* [Source]

↓

Opinion
No. 01AP-145 (REGULAR CALENDAR).
Rendered on December 13, 2001.
APPEAL from the Franklin County Court of Common Pleas.
Buckingham, Doolittle Burroughs, LLP, Joel H. Mirman, Peter W. Hahn, John P. Slagter and Alan P. DiGirolamo, for appellee, Shoney's, Inc.
Lindhorst Dreidame, James F. Brockman David E. Williamson; Porter, Wright, Morris Arthur, LLP and Craig R. Carlson, for appellant.
DECISION
This is an appeal by defendant-appellant, Winthan Properties, Inc. ("Winthan"), from a judgment of the Franklin County Court of Common Pleas granting partial summary judgment in favor of plaintiff-appellee, Shoney's, Inc. ("Shoney's").
On August 10, 1999, Shoney's filed a complaint, naming as defendants Winthan and Sidney Mishkin. Under count one of the complaint, Shoney's sought a declaratory judgment from the court as to the validity and enforceability of certain lease instruments. More specifically, Shoney's asserted that it was occupying property as a month-to-month tenant as a result of defectively executed instruments. Under count two, Shoney's sought, alternatively, a declaratory judgment that Winthan had wrongfully interfered with Shoney's right to assign its leasehold interest, thereby affecting the validity and enforceability of various lease instruments. Shoney's complaint also asserted causes of action for breach of contract, tortious interference, slander and civil conspiracy.
The subject of this appeal involves property located at 1988 Stringtown Road, Grove City, Ohio. On July 23, 1982, a lease on the property was executed between Winthan, a New York corporation, as lessor, and Boury Bros. Realty Corp. ("Boury Bros."), of West Virginia, as tenant or lessee. The lease was for a term of twenty years, with the tenant to pay annual rent in the amount of $55,000, payable in equal monthly installments of $4,583.33. The lease also contained a provision pro-hibiting the tenant from assigning the lease without the written consent of the landlord. On June 21, 1985, Winthan and Boury Bros. executed an amended lease.

↑

[Items from a dataset]
↓

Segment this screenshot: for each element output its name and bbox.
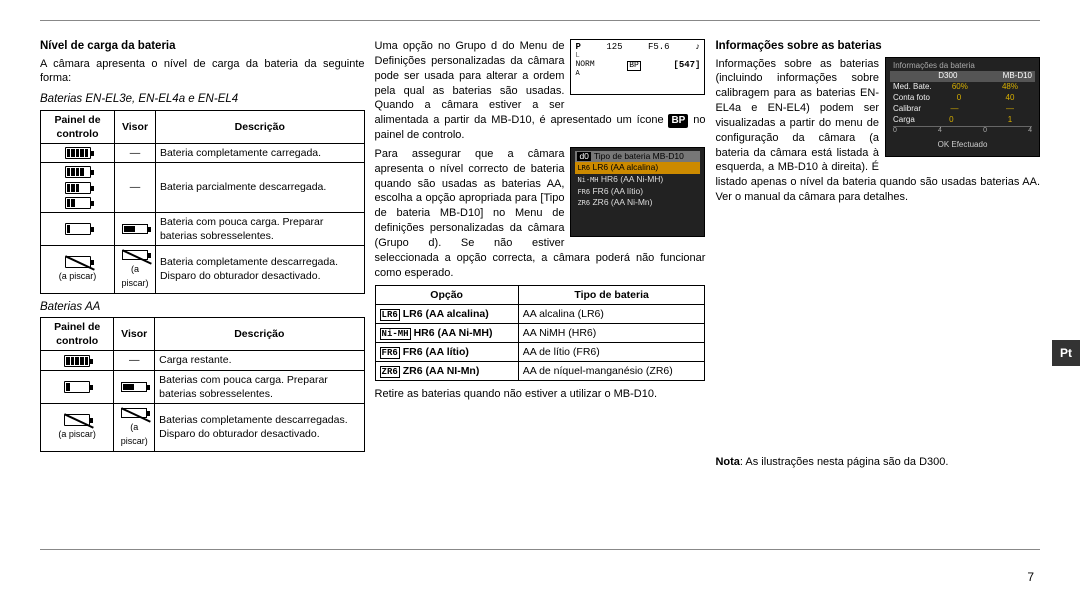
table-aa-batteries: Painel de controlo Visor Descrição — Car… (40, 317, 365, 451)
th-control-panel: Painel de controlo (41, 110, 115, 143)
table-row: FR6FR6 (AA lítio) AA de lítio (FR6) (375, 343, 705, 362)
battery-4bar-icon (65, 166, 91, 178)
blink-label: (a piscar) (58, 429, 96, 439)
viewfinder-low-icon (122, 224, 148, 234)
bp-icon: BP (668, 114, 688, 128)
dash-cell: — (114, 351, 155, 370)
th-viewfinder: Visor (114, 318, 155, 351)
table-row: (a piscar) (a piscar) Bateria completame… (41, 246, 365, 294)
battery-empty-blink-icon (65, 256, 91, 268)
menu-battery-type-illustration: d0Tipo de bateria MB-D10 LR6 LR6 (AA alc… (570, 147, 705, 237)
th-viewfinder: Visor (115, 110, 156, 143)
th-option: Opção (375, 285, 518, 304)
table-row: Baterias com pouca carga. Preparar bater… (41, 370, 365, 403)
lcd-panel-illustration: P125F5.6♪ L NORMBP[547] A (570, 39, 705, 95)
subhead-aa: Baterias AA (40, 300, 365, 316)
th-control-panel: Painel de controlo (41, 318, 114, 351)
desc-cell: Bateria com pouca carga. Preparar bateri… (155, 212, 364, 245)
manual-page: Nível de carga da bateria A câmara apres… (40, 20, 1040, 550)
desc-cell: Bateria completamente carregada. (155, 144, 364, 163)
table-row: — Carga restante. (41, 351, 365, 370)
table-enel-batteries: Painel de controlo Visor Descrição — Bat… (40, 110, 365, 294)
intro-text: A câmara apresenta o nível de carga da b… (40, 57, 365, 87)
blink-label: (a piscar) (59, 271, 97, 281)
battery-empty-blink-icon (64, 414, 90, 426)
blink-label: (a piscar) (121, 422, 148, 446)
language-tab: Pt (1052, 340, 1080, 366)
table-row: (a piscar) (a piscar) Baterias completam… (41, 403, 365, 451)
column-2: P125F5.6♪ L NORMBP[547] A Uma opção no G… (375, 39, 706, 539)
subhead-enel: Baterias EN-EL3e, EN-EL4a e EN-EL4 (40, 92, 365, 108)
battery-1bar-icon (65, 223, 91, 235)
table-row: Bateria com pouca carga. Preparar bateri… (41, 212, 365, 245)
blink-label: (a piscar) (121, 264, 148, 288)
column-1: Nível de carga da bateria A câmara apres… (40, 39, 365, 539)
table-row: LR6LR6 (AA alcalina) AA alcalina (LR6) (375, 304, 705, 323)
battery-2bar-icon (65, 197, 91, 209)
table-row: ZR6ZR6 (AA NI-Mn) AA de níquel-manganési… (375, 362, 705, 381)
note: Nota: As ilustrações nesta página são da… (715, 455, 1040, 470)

↑

* [Challenges]
1: In the court opinion, what annual rent did the 1982 lease require the tenant to pay?
2: Print everything in the court opinion from "Buckingham, Doolittle Burroughs, LLP, Joel" down to "Carlson, for appellant.".

* [Results]
1: $55,000, payable in equal monthly installments of $4,583.33.

2:
Buckingham, Doolittle Burroughs, LLP, Joel H. Mirman, Peter W. Hahn, John P. Slagter and Alan P. DiGirolamo, for appellee, Shoney's, Inc.
Lindhorst Dreidame, James F. Brockman David E. Williamson; Porter, Wright, Morris Arthur, LLP and Craig R. Carlson, for appellant.